WHAT NEEDS TO BE DONE> Read the data and repeat it in full, exactly.

(Rows from a figure dataset)
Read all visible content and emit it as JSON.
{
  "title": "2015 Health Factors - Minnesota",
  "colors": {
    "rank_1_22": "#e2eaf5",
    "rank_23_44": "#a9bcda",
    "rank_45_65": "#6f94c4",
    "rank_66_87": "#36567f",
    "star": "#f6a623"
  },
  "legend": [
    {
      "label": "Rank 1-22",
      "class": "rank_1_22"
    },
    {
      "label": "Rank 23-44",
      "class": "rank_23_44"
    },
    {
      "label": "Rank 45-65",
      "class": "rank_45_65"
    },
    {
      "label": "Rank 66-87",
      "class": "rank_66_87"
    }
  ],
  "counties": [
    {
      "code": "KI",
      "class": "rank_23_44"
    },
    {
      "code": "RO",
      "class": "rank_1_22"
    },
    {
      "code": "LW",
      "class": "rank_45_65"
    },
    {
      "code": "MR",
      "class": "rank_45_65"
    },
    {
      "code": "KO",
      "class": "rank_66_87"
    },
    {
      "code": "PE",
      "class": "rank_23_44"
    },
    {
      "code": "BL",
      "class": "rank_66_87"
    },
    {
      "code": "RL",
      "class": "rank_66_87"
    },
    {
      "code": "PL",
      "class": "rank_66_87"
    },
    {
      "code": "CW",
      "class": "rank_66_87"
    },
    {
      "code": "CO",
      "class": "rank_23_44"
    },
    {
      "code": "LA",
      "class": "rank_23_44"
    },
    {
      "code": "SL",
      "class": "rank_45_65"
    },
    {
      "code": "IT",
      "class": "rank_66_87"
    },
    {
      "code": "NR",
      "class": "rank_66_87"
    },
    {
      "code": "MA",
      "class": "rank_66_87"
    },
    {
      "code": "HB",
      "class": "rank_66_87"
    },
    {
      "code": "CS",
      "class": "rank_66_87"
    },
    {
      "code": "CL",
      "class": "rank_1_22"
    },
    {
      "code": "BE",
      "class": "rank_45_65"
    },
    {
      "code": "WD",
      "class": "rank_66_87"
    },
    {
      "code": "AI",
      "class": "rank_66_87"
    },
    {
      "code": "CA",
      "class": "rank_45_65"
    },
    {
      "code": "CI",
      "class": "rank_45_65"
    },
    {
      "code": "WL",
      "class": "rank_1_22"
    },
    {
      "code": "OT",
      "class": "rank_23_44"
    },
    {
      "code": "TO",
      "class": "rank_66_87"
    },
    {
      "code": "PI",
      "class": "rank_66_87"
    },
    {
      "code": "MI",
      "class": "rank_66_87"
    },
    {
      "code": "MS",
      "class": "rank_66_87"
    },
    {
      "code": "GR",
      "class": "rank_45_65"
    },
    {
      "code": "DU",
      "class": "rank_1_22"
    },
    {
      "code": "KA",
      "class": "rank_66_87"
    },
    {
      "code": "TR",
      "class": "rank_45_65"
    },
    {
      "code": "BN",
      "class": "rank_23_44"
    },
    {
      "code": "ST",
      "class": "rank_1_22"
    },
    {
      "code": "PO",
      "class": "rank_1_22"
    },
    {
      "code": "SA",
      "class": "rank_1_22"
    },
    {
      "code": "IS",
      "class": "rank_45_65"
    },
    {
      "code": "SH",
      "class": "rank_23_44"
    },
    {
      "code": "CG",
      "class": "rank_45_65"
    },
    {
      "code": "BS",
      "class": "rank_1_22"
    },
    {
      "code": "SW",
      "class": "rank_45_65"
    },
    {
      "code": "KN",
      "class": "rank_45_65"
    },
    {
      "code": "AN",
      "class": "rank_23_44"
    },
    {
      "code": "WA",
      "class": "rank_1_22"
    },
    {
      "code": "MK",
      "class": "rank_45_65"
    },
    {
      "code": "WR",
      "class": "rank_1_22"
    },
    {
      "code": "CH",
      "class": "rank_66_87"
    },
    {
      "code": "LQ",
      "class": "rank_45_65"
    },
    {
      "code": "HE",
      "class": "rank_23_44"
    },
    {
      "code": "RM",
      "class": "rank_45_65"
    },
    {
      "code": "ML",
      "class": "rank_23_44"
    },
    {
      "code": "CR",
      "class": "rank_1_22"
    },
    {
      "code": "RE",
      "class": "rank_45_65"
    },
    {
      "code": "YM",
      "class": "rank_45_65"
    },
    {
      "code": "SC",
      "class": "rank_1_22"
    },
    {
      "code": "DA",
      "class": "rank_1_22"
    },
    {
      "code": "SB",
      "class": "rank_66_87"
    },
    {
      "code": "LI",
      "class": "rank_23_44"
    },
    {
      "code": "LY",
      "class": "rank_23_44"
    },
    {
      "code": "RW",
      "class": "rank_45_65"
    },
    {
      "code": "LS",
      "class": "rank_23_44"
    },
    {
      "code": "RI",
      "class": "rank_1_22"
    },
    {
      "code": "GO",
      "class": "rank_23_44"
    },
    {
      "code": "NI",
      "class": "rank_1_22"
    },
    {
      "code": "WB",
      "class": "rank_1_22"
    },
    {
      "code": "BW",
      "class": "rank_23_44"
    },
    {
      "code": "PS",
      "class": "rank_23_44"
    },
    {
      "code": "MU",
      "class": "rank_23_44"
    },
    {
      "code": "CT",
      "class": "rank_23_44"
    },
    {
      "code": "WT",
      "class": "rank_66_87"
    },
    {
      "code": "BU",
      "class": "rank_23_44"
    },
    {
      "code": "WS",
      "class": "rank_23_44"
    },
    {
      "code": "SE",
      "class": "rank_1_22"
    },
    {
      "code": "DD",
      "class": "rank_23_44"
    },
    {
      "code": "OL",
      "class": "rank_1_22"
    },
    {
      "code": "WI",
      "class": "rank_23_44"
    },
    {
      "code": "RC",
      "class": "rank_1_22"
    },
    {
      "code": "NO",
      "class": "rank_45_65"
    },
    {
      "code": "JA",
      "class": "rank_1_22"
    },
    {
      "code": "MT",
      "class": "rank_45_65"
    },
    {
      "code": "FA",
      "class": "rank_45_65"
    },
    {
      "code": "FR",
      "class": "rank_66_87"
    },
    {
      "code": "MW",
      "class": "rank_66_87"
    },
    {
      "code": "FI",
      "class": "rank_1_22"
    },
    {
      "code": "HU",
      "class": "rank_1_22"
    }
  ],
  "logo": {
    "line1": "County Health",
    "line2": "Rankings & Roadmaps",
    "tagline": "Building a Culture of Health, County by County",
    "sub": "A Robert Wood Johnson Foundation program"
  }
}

EXERCISE RESPONSE>
Read all visible content and emit it as JSON.
{
  "title": "2015 Health Factors - Minnesota",
  "colors": {
    "rank_1_22": "#e2eaf5",
    "rank_23_44": "#a9bcda",
    "rank_45_65": "#6f94c4",
    "rank_66_87": "#36567f",
    "star": "#f6a623"
  },
  "legend": [
    {
      "label": "Rank 1-22",
      "class": "rank_1_22"
    },
    {
      "label": "Rank 23-44",
      "class": "rank_23_44"
    },
    {
      "label": "Rank 45-65",
      "class": "rank_45_65"
    },
    {
      "label": "Rank 66-87",
      "class": "rank_66_87"
    }
  ],
  "counties": [
    {
      "code": "KI",
      "class": "rank_23_44"
    },
    {
      "code": "RO",
      "class": "rank_1_22"
    },
    {
      "code": "LW",
      "class": "rank_45_65"
    },
    {
      "code": "MR",
      "class": "rank_45_65"
    },
    {
      "code": "KO",
      "class": "rank_66_87"
    },
    {
      "code": "PE",
      "class": "rank_23_44"
    },
    {
      "code": "BL",
      "class": "rank_66_87"
    },
    {
      "code": "RL",
      "class": "rank_66_87"
    },
    {
      "code": "PL",
      "class": "rank_66_87"
    },
    {
      "code": "CW",
      "class": "rank_66_87"
    },
    {
      "code": "CO",
      "class": "rank_23_44"
    },
    {
      "code": "LA",
      "class": "rank_23_44"
    },
    {
      "code": "SL",
      "class": "rank_45_65"
    },
    {
      "code": "IT",
      "class": "rank_66_87"
    },
    {
      "code": "NR",
      "class": "rank_66_87"
    },
    {
      "code": "MA",
      "class": "rank_66_87"
    },
    {
      "code": "HB",
      "class": "rank_66_87"
    },
    {
      "code": "CS",
      "class": "rank_66_87"
    },
    {
      "code": "CL",
      "class": "rank_1_22"
    },
    {
      "code": "BE",
      "class": "rank_45_65"
    },
    {
      "code": "WD",
      "class": "rank_66_87"
    },
    {
      "code": "AI",
      "class": "rank_66_87"
    },
    {
      "code": "CA",
      "class": "rank_45_65"
    },
    {
      "code": "CI",
      "class": "rank_45_65"
    },
    {
      "code": "WL",
      "class": "rank_1_22"
    },
    {
      "code": "OT",
      "class": "rank_23_44"
    },
    {
      "code": "TO",
      "class": "rank_66_87"
    },
    {
      "code": "PI",
      "class": "rank_66_87"
    },
    {
      "code": "MI",
      "class": "rank_66_87"
    },
    {
      "code": "MS",
      "class": "rank_66_87"
    },
    {
      "code": "GR",
      "class": "rank_45_65"
    },
    {
      "code": "DU",
      "class": "rank_1_22"
    },
    {
      "code": "KA",
      "class": "rank_66_87"
    },
    {
      "code": "TR",
      "class": "rank_45_65"
    },
    {
      "code": "BN",
      "class": "rank_23_44"
    },
    {
      "code": "ST",
      "class": "rank_1_22"
    },
    {
      "code": "PO",
      "class": "rank_1_22"
    },
    {
      "code": "SA",
      "class": "rank_1_22"
    },
    {
      "code": "IS",
      "class": "rank_45_65"
    },
    {
      "code": "SH",
      "class": "rank_23_44"
    },
    {
      "code": "CG",
      "class": "rank_45_65"
    },
    {
      "code": "BS",
      "class": "rank_1_22"
    },
    {
      "code": "SW",
      "class": "rank_45_65"
    },
    {
      "code": "KN",
      "class": "rank_45_65"
    },
    {
      "code": "AN",
      "class": "rank_23_44"
    },
    {
      "code": "WA",
      "class": "rank_1_22"
    },
    {
      "code": "MK",
      "class": "rank_45_65"
    },
    {
      "code": "WR",
      "class": "rank_1_22"
    },
    {
      "code": "CH",
      "class": "rank_66_87"
    },
    {
      "code": "LQ",
      "class": "rank_45_65"
    },
    {
      "code": "HE",
      "class": "rank_23_44"
    },
    {
      "code": "RM",
      "class": "rank_45_65"
    },
    {
      "code": "ML",
      "class": "rank_23_44"
    },
    {
      "code": "CR",
      "class": "rank_1_22"
    },
    {
      "code": "RE",
      "class": "rank_45_65"
    },
    {
      "code": "YM",
      "class": "rank_45_65"
    },
    {
      "code": "SC",
      "class": "rank_1_22"
    },
    {
      "code": "DA",
      "class": "rank_1_22"
    },
    {
      "code": "SB",
      "class": "rank_66_87"
    },
    {
      "code": "LI",
      "class": "rank_23_44"
    },
    {
      "code": "LY",
      "class": "rank_23_44"
    },
    {
      "code": "RW",
      "class": "rank_45_65"
    },
    {
      "code": "LS",
      "class": "rank_23_44"
    },
    {
      "code": "RI",
      "class": "rank_1_22"
    },
    {
      "code": "GO",
      "class": "rank_23_44"
    },
    {
      "code": "NI",
      "class": "rank_1_22"
    },
    {
      "code": "WB",
      "class": "rank_1_22"
    },
    {
      "code": "BW",
      "class": "rank_23_44"
    },
    {
      "code": "PS",
      "class": "rank_23_44"
    },
    {
      "code": "MU",
      "class": "rank_23_44"
    },
    {
      "code": "CT",
      "class": "rank_23_44"
    },
    {
      "code": "WT",
      "class": "rank_66_87"
    },
    {
      "code": "BU",
      "class": "rank_23_44"
    },
    {
      "code": "WS",
      "class": "rank_23_44"
    },
    {
      "code": "SE",
      "class": "rank_1_22"
    },
    {
      "code": "DD",
      "class": "rank_23_44"
    },
    {
      "code": "OL",
      "class": "rank_1_22"
    },
    {
      "code": "WI",
      "class": "rank_23_44"
    },
    {
      "code": "RC",
      "class": "rank_1_22"
    },
    {
      "code": "NO",
      "class": "rank_45_65"
    },
    {
      "code": "JA",
      "class": "rank_1_22"
    },
    {
      "code": "MT",
      "class": "rank_45_65"
    },
    {
      "code": "FA",
      "class": "rank_45_65"
    },
    {
      "code": "FR",
      "class": "rank_66_87"
    },
    {
      "code": "MW",
      "class": "rank_66_87"
    },
    {
      "code": "FI",
      "class": "rank_1_22"
    },
    {
      "code": "HU",
      "class": "rank_1_22"
    }
  ],
  "logo": {
    "line1": "County Health",
    "line2": "Rankings & Roadmaps",
    "tagline": "Building a Culture of Health, County by County",
    "sub": "A Robert Wood Johnson Foundation program"
  }
}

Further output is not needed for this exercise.